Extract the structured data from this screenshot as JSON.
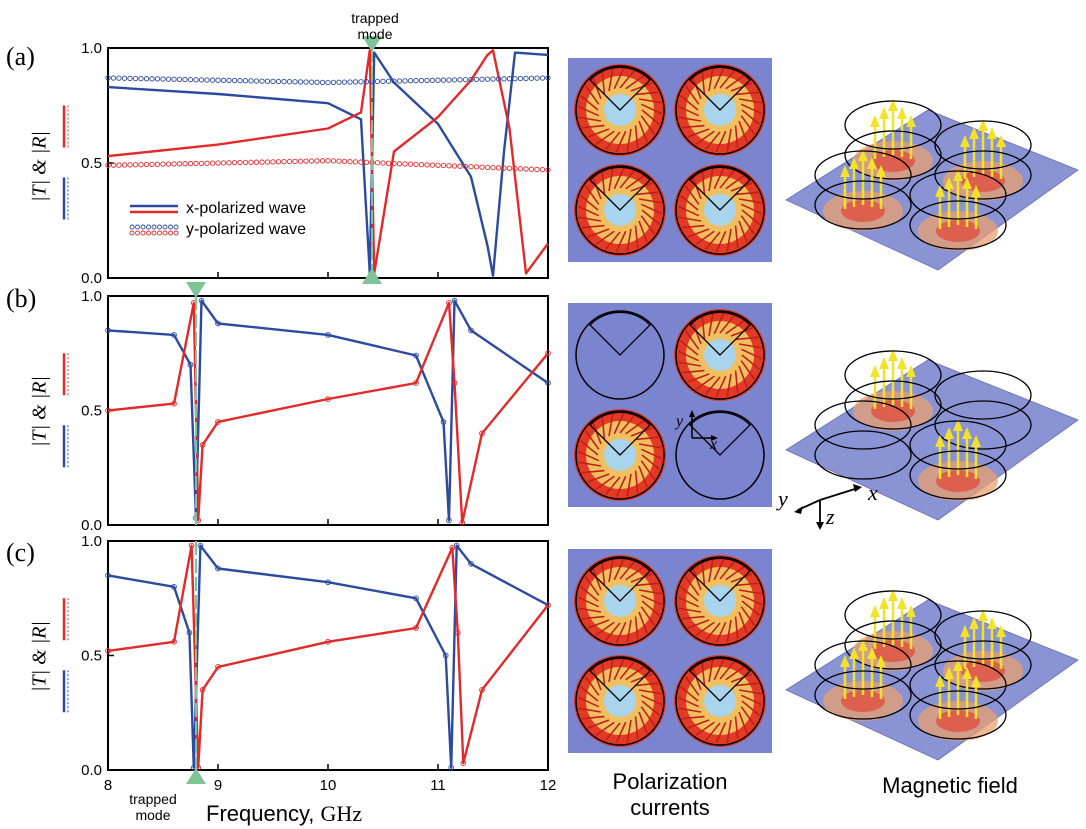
{
  "panels": [
    {
      "letter": "(a)"
    },
    {
      "letter": "(b)"
    },
    {
      "letter": "(c)"
    }
  ],
  "y_axis_label": "|T| & |R|",
  "x_axis": {
    "label_prefix": "Frequency, ",
    "label_unit": "GHz",
    "ticks": [
      "8",
      "9",
      "10",
      "11",
      "12"
    ]
  },
  "y_ticks": [
    "0.0",
    "0.5",
    "1.0"
  ],
  "legend": {
    "x_label": "x-polarized wave",
    "y_label": "y-polarized wave"
  },
  "annotations": {
    "trapped_mode_top": [
      "trapped",
      "mode"
    ],
    "trapped_mode_bottom": [
      "trapped",
      "mode"
    ]
  },
  "captions": {
    "polarization": [
      "Polarization",
      "currents"
    ],
    "magnetic": "Magnetic field"
  },
  "axes_labels_3d": {
    "x": "x",
    "y": "y",
    "z": "z"
  },
  "colors": {
    "T": "#2b4aa0",
    "R": "#e32a2a",
    "marker": "#7fc497",
    "sim_bg": "#7a84cf",
    "arrow_yellow": "#f2e22a"
  },
  "chart_data": [
    {
      "type": "line",
      "title": "",
      "xlabel": "Frequency, GHz",
      "ylabel": "|T| & |R|",
      "xlim": [
        8,
        12
      ],
      "ylim": [
        0,
        1
      ],
      "series": [
        {
          "name": "x-polarized wave",
          "quantity": "T",
          "x": [
            8.0,
            9.0,
            10.0,
            10.3,
            10.38,
            10.42,
            10.6,
            11.0,
            11.3,
            11.45,
            11.5,
            11.6,
            11.7,
            12.0
          ],
          "y": [
            0.83,
            0.8,
            0.76,
            0.69,
            0.02,
            0.98,
            0.85,
            0.67,
            0.44,
            0.14,
            0.01,
            0.55,
            0.98,
            0.97
          ]
        },
        {
          "name": "x-polarized wave",
          "quantity": "R",
          "x": [
            8.0,
            9.0,
            10.0,
            10.3,
            10.38,
            10.42,
            10.6,
            11.0,
            11.3,
            11.45,
            11.5,
            11.65,
            11.8,
            12.0
          ],
          "y": [
            0.53,
            0.58,
            0.65,
            0.72,
            0.99,
            0.02,
            0.55,
            0.7,
            0.86,
            0.97,
            0.99,
            0.65,
            0.02,
            0.15
          ]
        },
        {
          "name": "y-polarized wave",
          "quantity": "T",
          "x": [
            8.0,
            10.0,
            12.0
          ],
          "y": [
            0.87,
            0.85,
            0.87
          ]
        },
        {
          "name": "y-polarized wave",
          "quantity": "R",
          "x": [
            8.0,
            10.0,
            12.0
          ],
          "y": [
            0.49,
            0.51,
            0.47
          ]
        }
      ]
    },
    {
      "type": "line",
      "xlabel": "Frequency, GHz",
      "ylabel": "|T| & |R|",
      "xlim": [
        8,
        12
      ],
      "ylim": [
        0,
        1
      ],
      "series": [
        {
          "quantity": "T",
          "x": [
            8.0,
            8.6,
            8.75,
            8.8,
            8.85,
            9.0,
            10.0,
            10.8,
            11.05,
            11.1,
            11.15,
            11.3,
            12.0
          ],
          "y": [
            0.85,
            0.83,
            0.7,
            0.03,
            0.98,
            0.88,
            0.83,
            0.74,
            0.45,
            0.02,
            0.98,
            0.85,
            0.62
          ]
        },
        {
          "quantity": "R",
          "x": [
            8.0,
            8.6,
            8.78,
            8.82,
            8.86,
            9.0,
            10.0,
            10.8,
            11.1,
            11.15,
            11.22,
            11.4,
            12.0
          ],
          "y": [
            0.5,
            0.53,
            0.97,
            0.02,
            0.35,
            0.45,
            0.55,
            0.62,
            0.97,
            0.62,
            0.01,
            0.4,
            0.75
          ]
        }
      ]
    },
    {
      "type": "line",
      "xlabel": "Frequency, GHz",
      "ylabel": "|T| & |R|",
      "xlim": [
        8,
        12
      ],
      "ylim": [
        0,
        1
      ],
      "series": [
        {
          "quantity": "T",
          "x": [
            8.0,
            8.6,
            8.74,
            8.78,
            8.84,
            9.0,
            10.0,
            10.8,
            11.07,
            11.12,
            11.17,
            11.3,
            12.0
          ],
          "y": [
            0.85,
            0.8,
            0.6,
            0.01,
            0.98,
            0.88,
            0.82,
            0.75,
            0.5,
            0.01,
            0.98,
            0.9,
            0.72
          ]
        },
        {
          "quantity": "R",
          "x": [
            8.0,
            8.6,
            8.76,
            8.82,
            8.86,
            9.0,
            10.0,
            10.8,
            11.13,
            11.18,
            11.23,
            11.4,
            12.0
          ],
          "y": [
            0.52,
            0.56,
            0.98,
            0.01,
            0.35,
            0.45,
            0.56,
            0.62,
            0.97,
            0.6,
            0.03,
            0.35,
            0.72
          ]
        }
      ]
    }
  ]
}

==============================

▶ **REQUEST**
Print each entry shown above with exact wording and no pictures.

▶ **TASK RESULT**
Extract the structured data from this screenshot as JSON.
{
  "panels": [
    {
      "letter": "(a)"
    },
    {
      "letter": "(b)"
    },
    {
      "letter": "(c)"
    }
  ],
  "y_axis_label": "|T| & |R|",
  "x_axis": {
    "label_prefix": "Frequency, ",
    "label_unit": "GHz",
    "ticks": [
      "8",
      "9",
      "10",
      "11",
      "12"
    ]
  },
  "y_ticks": [
    "0.0",
    "0.5",
    "1.0"
  ],
  "legend": {
    "x_label": "x-polarized wave",
    "y_label": "y-polarized wave"
  },
  "annotations": {
    "trapped_mode_top": [
      "trapped",
      "mode"
    ],
    "trapped_mode_bottom": [
      "trapped",
      "mode"
    ]
  },
  "captions": {
    "polarization": [
      "Polarization",
      "currents"
    ],
    "magnetic": "Magnetic field"
  },
  "axes_labels_3d": {
    "x": "x",
    "y": "y",
    "z": "z"
  },
  "colors": {
    "T": "#2b4aa0",
    "R": "#e32a2a",
    "marker": "#7fc497",
    "sim_bg": "#7a84cf",
    "arrow_yellow": "#f2e22a"
  },
  "chart_data": [
    {
      "type": "line",
      "title": "",
      "xlabel": "Frequency, GHz",
      "ylabel": "|T| & |R|",
      "xlim": [
        8,
        12
      ],
      "ylim": [
        0,
        1
      ],
      "series": [
        {
          "name": "x-polarized wave",
          "quantity": "T",
          "x": [
            8.0,
            9.0,
            10.0,
            10.3,
            10.38,
            10.42,
            10.6,
            11.0,
            11.3,
            11.45,
            11.5,
            11.6,
            11.7,
            12.0
          ],
          "y": [
            0.83,
            0.8,
            0.76,
            0.69,
            0.02,
            0.98,
            0.85,
            0.67,
            0.44,
            0.14,
            0.01,
            0.55,
            0.98,
            0.97
          ]
        },
        {
          "name": "x-polarized wave",
          "quantity": "R",
          "x": [
            8.0,
            9.0,
            10.0,
            10.3,
            10.38,
            10.42,
            10.6,
            11.0,
            11.3,
            11.45,
            11.5,
            11.65,
            11.8,
            12.0
          ],
          "y": [
            0.53,
            0.58,
            0.65,
            0.72,
            0.99,
            0.02,
            0.55,
            0.7,
            0.86,
            0.97,
            0.99,
            0.65,
            0.02,
            0.15
          ]
        },
        {
          "name": "y-polarized wave",
          "quantity": "T",
          "x": [
            8.0,
            10.0,
            12.0
          ],
          "y": [
            0.87,
            0.85,
            0.87
          ]
        },
        {
          "name": "y-polarized wave",
          "quantity": "R",
          "x": [
            8.0,
            10.0,
            12.0
          ],
          "y": [
            0.49,
            0.51,
            0.47
          ]
        }
      ]
    },
    {
      "type": "line",
      "xlabel": "Frequency, GHz",
      "ylabel": "|T| & |R|",
      "xlim": [
        8,
        12
      ],
      "ylim": [
        0,
        1
      ],
      "series": [
        {
          "quantity": "T",
          "x": [
            8.0,
            8.6,
            8.75,
            8.8,
            8.85,
            9.0,
            10.0,
            10.8,
            11.05,
            11.1,
            11.15,
            11.3,
            12.0
          ],
          "y": [
            0.85,
            0.83,
            0.7,
            0.03,
            0.98,
            0.88,
            0.83,
            0.74,
            0.45,
            0.02,
            0.98,
            0.85,
            0.62
          ]
        },
        {
          "quantity": "R",
          "x": [
            8.0,
            8.6,
            8.78,
            8.82,
            8.86,
            9.0,
            10.0,
            10.8,
            11.1,
            11.15,
            11.22,
            11.4,
            12.0
          ],
          "y": [
            0.5,
            0.53,
            0.97,
            0.02,
            0.35,
            0.45,
            0.55,
            0.62,
            0.97,
            0.62,
            0.01,
            0.4,
            0.75
          ]
        }
      ]
    },
    {
      "type": "line",
      "xlabel": "Frequency, GHz",
      "ylabel": "|T| & |R|",
      "xlim": [
        8,
        12
      ],
      "ylim": [
        0,
        1
      ],
      "series": [
        {
          "quantity": "T",
          "x": [
            8.0,
            8.6,
            8.74,
            8.78,
            8.84,
            9.0,
            10.0,
            10.8,
            11.07,
            11.12,
            11.17,
            11.3,
            12.0
          ],
          "y": [
            0.85,
            0.8,
            0.6,
            0.01,
            0.98,
            0.88,
            0.82,
            0.75,
            0.5,
            0.01,
            0.98,
            0.9,
            0.72
          ]
        },
        {
          "quantity": "R",
          "x": [
            8.0,
            8.6,
            8.76,
            8.82,
            8.86,
            9.0,
            10.0,
            10.8,
            11.13,
            11.18,
            11.23,
            11.4,
            12.0
          ],
          "y": [
            0.52,
            0.56,
            0.98,
            0.01,
            0.35,
            0.45,
            0.56,
            0.62,
            0.97,
            0.6,
            0.03,
            0.35,
            0.72
          ]
        }
      ]
    }
  ]
}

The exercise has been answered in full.